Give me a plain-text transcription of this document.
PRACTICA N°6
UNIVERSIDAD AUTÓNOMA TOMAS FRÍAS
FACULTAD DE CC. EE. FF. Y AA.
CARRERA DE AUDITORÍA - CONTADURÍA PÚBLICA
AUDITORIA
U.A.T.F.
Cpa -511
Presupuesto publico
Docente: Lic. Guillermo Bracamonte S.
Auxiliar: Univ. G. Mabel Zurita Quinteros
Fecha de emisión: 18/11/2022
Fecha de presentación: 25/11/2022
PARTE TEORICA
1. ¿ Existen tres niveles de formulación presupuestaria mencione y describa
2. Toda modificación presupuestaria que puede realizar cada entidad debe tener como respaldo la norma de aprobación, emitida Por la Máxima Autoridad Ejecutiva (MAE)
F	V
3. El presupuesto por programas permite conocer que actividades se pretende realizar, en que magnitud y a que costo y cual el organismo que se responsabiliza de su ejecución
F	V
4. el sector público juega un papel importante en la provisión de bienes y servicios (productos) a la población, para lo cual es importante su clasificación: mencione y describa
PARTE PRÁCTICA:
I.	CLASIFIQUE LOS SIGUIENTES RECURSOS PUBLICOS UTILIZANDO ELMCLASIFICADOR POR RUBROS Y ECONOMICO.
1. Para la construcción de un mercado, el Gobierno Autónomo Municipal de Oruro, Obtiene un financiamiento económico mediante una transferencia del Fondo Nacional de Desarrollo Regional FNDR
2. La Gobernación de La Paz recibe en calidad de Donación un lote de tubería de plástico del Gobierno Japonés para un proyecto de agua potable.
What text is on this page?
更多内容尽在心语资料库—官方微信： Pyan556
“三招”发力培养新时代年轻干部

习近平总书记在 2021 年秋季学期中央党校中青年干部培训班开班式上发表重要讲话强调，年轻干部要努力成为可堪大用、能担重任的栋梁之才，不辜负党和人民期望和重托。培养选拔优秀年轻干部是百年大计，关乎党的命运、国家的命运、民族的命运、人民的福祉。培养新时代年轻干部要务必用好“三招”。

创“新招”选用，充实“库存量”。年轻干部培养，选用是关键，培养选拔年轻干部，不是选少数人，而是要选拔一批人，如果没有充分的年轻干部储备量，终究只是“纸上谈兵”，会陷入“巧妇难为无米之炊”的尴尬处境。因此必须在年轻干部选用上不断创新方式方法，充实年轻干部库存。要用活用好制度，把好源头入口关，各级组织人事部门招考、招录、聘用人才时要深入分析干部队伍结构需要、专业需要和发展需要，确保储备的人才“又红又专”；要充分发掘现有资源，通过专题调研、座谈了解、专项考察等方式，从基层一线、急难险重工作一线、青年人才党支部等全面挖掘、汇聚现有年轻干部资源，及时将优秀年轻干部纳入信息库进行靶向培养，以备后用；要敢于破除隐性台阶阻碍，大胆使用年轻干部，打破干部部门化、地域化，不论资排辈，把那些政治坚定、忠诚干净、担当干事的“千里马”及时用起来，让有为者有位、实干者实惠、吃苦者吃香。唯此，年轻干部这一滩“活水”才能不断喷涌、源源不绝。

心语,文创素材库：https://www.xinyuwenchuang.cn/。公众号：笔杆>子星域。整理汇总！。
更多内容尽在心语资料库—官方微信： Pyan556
________________________
### WORK REQUIRED
Set out exactly the run of lines that begins at the line holding "What text is on this page?" and ends at the last line of the data.

### ANSWER TO THIS EXERCISE
What text is on this page?
更多内容尽在心语资料库—官方微信： Pyan556
“三招”发力培养新时代年轻干部

习近平总书记在 2021 年秋季学期中央党校中青年干部培训班开班式上发表重要讲话强调，年轻干部要努力成为可堪大用、能担重任的栋梁之才，不辜负党和人民期望和重托。培养选拔优秀年轻干部是百年大计，关乎党的命运、国家的命运、民族的命运、人民的福祉。培养新时代年轻干部要务必用好“三招”。

创“新招”选用，充实“库存量”。年轻干部培养，选用是关键，培养选拔年轻干部，不是选少数人，而是要选拔一批人，如果没有充分的年轻干部储备量，终究只是“纸上谈兵”，会陷入“巧妇难为无米之炊”的尴尬处境。因此必须在年轻干部选用上不断创新方式方法，充实年轻干部库存。要用活用好制度，把好源头入口关，各级组织人事部门招考、招录、聘用人才时要深入分析干部队伍结构需要、专业需要和发展需要，确保储备的人才“又红又专”；要充分发掘现有资源，通过专题调研、座谈了解、专项考察等方式，从基层一线、急难险重工作一线、青年人才党支部等全面挖掘、汇聚现有年轻干部资源，及时将优秀年轻干部纳入信息库进行靶向培养，以备后用；要敢于破除隐性台阶阻碍，大胆使用年轻干部，打破干部部门化、地域化，不论资排辈，把那些政治坚定、忠诚干净、担当干事的“千里马”及时用起来，让有为者有位、实干者实惠、吃苦者吃香。唯此，年轻干部这一滩“活水”才能不断喷涌、源源不绝。

心语,文创素材库：https://www.xinyuwenchuang.cn/。公众号：笔杆>子星域。整理汇总！。
更多内容尽在心语资料库—官方微信： Pyan556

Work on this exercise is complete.